Given request: Reproduce the records verbatim, from the line with "259, 670, 274]" to the line with "name-label-char2: 名： bbox=[459, 213, 486, 228]", including both of those lines.

------ Data supplied

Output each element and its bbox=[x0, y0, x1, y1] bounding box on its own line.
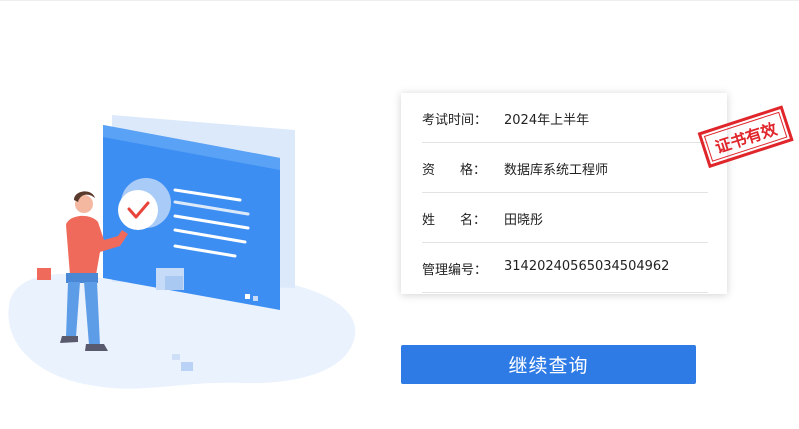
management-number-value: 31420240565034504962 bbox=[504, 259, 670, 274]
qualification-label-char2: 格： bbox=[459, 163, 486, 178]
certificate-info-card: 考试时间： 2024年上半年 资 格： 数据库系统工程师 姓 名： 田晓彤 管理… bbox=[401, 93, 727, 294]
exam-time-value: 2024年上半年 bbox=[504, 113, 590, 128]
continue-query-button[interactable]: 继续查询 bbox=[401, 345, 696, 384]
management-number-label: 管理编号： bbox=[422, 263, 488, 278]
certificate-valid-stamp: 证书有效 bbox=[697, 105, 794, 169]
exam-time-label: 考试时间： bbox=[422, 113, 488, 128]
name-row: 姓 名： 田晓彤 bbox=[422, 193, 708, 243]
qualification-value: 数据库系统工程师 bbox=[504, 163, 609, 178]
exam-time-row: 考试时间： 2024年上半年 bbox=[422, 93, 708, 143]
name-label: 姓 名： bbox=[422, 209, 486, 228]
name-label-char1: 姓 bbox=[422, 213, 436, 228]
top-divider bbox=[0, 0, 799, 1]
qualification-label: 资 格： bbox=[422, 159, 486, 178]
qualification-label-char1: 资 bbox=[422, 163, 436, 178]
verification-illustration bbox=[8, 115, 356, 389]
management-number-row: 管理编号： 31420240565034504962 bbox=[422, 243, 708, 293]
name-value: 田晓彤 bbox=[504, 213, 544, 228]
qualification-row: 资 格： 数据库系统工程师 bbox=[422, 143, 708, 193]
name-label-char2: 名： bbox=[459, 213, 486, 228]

------------
------ Data supplied

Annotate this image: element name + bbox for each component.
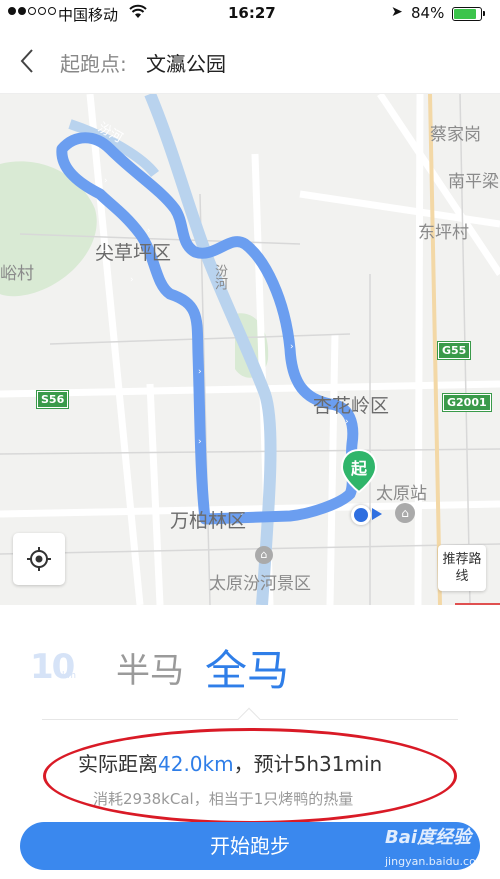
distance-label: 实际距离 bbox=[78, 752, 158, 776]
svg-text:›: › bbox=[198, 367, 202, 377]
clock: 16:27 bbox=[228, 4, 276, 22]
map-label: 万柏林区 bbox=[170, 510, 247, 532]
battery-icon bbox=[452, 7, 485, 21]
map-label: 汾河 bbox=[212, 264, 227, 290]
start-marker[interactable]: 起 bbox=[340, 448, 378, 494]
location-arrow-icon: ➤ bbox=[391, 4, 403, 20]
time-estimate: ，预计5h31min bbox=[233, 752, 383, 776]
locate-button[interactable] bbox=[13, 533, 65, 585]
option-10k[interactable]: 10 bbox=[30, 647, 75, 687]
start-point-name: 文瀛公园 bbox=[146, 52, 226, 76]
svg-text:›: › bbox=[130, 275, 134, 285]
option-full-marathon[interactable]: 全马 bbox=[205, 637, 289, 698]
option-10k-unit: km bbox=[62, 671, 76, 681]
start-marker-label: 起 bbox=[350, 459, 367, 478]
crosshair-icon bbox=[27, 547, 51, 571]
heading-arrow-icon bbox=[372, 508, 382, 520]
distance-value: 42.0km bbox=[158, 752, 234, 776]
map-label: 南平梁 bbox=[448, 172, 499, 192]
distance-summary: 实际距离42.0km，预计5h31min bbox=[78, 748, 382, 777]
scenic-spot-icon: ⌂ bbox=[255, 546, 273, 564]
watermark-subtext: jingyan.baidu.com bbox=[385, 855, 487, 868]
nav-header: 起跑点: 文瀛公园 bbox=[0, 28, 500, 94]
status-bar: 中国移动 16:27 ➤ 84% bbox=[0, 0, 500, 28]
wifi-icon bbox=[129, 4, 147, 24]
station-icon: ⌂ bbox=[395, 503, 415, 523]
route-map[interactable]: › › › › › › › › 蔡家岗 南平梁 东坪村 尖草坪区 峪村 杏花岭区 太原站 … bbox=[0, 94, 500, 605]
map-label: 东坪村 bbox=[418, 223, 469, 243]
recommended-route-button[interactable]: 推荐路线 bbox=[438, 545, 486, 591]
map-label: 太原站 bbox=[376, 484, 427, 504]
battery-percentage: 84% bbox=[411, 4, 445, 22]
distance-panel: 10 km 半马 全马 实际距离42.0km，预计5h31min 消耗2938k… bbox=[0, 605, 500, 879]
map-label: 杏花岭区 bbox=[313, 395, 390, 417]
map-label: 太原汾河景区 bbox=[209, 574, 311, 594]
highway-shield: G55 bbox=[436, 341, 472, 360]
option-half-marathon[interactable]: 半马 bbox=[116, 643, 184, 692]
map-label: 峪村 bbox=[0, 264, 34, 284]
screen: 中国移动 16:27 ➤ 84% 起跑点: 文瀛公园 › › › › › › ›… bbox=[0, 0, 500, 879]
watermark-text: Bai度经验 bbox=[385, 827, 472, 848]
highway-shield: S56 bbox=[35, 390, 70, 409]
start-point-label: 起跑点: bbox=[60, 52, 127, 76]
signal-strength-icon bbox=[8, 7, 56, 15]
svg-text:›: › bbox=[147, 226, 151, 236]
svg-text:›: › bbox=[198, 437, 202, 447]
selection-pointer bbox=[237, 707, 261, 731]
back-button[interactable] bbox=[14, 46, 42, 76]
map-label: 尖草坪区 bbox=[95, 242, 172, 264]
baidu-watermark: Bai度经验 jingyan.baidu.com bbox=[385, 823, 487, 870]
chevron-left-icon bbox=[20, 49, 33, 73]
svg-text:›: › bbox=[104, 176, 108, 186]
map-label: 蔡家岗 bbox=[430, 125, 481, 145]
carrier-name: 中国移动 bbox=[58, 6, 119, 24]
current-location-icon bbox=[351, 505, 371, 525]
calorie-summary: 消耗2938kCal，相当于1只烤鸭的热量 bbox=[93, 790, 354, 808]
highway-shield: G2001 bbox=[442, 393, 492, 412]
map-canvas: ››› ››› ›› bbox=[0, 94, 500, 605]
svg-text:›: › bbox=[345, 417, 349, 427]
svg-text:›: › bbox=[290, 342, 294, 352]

------------
------ Data supplied

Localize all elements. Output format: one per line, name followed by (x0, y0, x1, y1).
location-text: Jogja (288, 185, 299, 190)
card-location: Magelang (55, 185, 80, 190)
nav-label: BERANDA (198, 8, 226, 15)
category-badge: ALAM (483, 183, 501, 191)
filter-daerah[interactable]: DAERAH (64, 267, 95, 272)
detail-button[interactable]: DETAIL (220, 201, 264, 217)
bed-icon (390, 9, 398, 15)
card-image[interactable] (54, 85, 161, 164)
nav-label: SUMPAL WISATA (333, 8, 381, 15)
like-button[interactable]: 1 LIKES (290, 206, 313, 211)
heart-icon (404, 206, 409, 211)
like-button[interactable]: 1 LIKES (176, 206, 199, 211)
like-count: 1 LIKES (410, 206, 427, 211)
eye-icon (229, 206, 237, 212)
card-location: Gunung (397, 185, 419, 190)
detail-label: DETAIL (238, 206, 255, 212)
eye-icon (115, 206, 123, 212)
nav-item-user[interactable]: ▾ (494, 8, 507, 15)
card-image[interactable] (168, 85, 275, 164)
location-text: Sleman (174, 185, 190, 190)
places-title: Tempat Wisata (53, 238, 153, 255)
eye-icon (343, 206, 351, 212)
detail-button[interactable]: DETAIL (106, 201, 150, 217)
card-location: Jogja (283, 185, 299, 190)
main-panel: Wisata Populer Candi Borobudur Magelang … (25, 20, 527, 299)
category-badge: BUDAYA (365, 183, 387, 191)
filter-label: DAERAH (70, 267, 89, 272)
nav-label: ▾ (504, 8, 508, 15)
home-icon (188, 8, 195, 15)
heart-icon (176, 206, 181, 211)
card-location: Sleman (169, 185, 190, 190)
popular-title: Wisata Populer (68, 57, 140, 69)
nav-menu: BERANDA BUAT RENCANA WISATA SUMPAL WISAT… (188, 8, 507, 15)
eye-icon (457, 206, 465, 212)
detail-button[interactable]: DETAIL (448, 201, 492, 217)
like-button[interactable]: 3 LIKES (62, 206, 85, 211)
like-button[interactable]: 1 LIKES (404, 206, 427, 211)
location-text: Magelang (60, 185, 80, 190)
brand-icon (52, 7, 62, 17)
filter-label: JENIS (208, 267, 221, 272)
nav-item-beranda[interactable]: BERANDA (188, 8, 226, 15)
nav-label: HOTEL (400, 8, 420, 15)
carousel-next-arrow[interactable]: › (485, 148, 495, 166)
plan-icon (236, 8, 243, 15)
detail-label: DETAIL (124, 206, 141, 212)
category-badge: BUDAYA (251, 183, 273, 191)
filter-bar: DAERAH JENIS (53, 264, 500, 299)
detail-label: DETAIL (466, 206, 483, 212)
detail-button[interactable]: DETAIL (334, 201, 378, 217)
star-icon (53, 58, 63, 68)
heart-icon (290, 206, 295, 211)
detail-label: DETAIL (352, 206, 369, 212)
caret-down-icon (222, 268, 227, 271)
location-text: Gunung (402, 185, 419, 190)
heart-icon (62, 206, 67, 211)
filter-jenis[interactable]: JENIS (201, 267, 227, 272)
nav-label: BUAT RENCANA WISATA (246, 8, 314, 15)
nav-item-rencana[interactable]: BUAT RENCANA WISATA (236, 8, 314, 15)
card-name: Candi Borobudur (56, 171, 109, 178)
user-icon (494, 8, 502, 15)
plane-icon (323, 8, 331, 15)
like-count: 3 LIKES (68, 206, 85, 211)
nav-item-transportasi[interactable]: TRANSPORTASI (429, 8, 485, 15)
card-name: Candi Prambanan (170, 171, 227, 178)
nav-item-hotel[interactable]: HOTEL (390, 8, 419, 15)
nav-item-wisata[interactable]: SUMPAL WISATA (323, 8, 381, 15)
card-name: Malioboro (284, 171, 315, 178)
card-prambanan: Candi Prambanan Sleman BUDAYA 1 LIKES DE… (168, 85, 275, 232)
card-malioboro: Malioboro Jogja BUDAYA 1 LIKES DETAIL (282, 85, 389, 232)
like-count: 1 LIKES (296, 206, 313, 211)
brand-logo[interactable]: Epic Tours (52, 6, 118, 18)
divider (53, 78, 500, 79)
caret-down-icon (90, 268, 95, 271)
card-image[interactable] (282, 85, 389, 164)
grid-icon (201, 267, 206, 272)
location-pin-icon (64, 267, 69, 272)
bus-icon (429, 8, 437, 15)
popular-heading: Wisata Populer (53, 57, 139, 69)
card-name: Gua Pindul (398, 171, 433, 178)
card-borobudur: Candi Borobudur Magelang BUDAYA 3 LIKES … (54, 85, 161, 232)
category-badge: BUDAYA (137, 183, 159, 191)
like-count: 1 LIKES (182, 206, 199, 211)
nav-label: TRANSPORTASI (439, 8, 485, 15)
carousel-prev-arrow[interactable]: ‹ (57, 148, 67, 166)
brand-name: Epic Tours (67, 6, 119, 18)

------------

Response for this exercise:
management-number-value: 31420240565034504962 bbox=[504, 259, 670, 274]
qualification-label-char2: 格： bbox=[459, 163, 486, 178]
certificate-info-card: 考试时间： 2024年上半年 资 格： 数据库系统工程师 姓 名： 田晓彤 管理… bbox=[401, 93, 727, 294]
exam-time-value: 2024年上半年 bbox=[504, 113, 590, 128]
continue-query-button[interactable]: 继续查询 bbox=[401, 345, 696, 384]
management-number-label: 管理编号： bbox=[422, 263, 488, 278]
certificate-valid-stamp: 证书有效 bbox=[697, 105, 794, 169]
exam-time-label: 考试时间： bbox=[422, 113, 488, 128]
name-row: 姓 名： 田晓彤 bbox=[422, 193, 708, 243]
qualification-value: 数据库系统工程师 bbox=[504, 163, 609, 178]
exam-time-row: 考试时间： 2024年上半年 bbox=[422, 93, 708, 143]
name-label: 姓 名： bbox=[422, 209, 486, 228]
name-label-char1: 姓 bbox=[422, 213, 436, 228]
top-divider bbox=[0, 0, 799, 1]
qualification-label: 资 格： bbox=[422, 159, 486, 178]
qualification-label-char1: 资 bbox=[422, 163, 436, 178]
verification-illustration bbox=[8, 115, 356, 389]
management-number-row: 管理编号： 31420240565034504962 bbox=[422, 243, 708, 293]
name-value: 田晓彤 bbox=[504, 213, 544, 228]
qualification-row: 资 格： 数据库系统工程师 bbox=[422, 143, 708, 193]
name-label-char2: 名： bbox=[459, 213, 486, 228]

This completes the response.